(Labeled region entries)
--------

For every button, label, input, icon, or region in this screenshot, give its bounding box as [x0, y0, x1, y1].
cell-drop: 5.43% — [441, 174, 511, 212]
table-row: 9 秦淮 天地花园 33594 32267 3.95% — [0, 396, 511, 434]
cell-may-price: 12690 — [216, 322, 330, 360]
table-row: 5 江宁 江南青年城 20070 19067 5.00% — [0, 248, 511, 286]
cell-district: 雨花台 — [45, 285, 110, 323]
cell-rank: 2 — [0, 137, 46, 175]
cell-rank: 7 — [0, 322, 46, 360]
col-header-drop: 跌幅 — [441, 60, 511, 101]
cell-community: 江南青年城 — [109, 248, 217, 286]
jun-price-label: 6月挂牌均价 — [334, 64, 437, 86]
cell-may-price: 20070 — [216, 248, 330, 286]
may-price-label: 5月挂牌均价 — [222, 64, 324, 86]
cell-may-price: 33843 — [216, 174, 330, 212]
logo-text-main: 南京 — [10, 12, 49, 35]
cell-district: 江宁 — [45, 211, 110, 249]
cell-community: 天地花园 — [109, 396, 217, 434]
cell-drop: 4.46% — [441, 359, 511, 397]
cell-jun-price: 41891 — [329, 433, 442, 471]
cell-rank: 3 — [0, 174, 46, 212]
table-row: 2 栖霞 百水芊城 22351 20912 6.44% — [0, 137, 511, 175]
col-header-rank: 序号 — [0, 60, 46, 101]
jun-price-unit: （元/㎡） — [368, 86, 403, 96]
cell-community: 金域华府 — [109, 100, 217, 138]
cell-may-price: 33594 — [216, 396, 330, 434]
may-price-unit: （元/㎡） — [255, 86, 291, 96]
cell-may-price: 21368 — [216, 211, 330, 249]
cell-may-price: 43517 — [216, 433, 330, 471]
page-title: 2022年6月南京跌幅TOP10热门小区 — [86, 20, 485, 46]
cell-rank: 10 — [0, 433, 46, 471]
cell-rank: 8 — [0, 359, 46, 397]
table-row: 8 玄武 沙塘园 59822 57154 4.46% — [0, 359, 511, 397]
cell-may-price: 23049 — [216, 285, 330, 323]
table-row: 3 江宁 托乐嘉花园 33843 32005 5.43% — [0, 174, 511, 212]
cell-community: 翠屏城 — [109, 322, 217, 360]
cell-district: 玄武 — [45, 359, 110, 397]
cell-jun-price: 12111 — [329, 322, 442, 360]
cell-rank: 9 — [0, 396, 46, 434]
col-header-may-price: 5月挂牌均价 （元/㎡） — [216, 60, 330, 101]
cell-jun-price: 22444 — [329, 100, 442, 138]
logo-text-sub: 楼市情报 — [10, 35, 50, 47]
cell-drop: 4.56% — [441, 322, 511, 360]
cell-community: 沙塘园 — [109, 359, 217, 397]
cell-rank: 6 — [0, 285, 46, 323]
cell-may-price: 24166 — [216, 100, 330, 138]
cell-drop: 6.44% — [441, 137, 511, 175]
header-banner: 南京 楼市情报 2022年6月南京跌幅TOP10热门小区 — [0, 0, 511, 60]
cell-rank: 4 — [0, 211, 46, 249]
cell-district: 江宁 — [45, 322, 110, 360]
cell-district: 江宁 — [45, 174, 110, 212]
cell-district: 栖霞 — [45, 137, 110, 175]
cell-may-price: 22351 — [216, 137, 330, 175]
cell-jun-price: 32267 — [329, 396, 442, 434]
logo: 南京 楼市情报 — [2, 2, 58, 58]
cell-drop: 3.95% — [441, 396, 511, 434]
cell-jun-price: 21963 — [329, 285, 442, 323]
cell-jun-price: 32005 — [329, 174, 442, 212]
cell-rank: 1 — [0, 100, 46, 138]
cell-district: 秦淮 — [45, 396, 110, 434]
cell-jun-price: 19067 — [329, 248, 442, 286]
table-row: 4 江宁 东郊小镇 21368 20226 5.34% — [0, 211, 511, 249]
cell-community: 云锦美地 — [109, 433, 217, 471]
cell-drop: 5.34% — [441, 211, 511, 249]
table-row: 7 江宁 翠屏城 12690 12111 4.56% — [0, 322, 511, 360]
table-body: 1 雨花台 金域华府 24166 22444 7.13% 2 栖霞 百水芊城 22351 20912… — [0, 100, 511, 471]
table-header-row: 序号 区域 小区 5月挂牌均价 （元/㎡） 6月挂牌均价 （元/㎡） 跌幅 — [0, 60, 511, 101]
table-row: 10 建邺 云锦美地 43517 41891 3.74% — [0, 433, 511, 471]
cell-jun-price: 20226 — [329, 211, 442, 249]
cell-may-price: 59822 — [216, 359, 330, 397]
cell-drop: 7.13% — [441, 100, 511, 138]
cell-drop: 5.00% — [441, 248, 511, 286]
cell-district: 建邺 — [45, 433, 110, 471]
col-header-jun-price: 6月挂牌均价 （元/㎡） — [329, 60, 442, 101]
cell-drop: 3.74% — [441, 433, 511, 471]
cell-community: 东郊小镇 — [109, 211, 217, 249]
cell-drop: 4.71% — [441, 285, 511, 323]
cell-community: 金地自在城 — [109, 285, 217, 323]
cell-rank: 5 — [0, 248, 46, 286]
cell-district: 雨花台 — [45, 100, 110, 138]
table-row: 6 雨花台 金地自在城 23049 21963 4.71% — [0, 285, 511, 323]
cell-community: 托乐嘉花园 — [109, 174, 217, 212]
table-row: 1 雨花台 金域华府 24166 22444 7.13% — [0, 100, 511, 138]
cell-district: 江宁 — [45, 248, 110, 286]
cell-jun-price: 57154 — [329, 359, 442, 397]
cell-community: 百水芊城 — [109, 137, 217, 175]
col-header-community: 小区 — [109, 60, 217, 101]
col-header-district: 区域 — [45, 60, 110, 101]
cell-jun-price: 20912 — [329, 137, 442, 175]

--------

## [The request]
List each line above that contains the string "text", copying every such line in full.

## [Solution for this task]
logo-text-main: 南京 — [10, 12, 49, 35]
logo-text-sub: 楼市情报 — [10, 35, 50, 47]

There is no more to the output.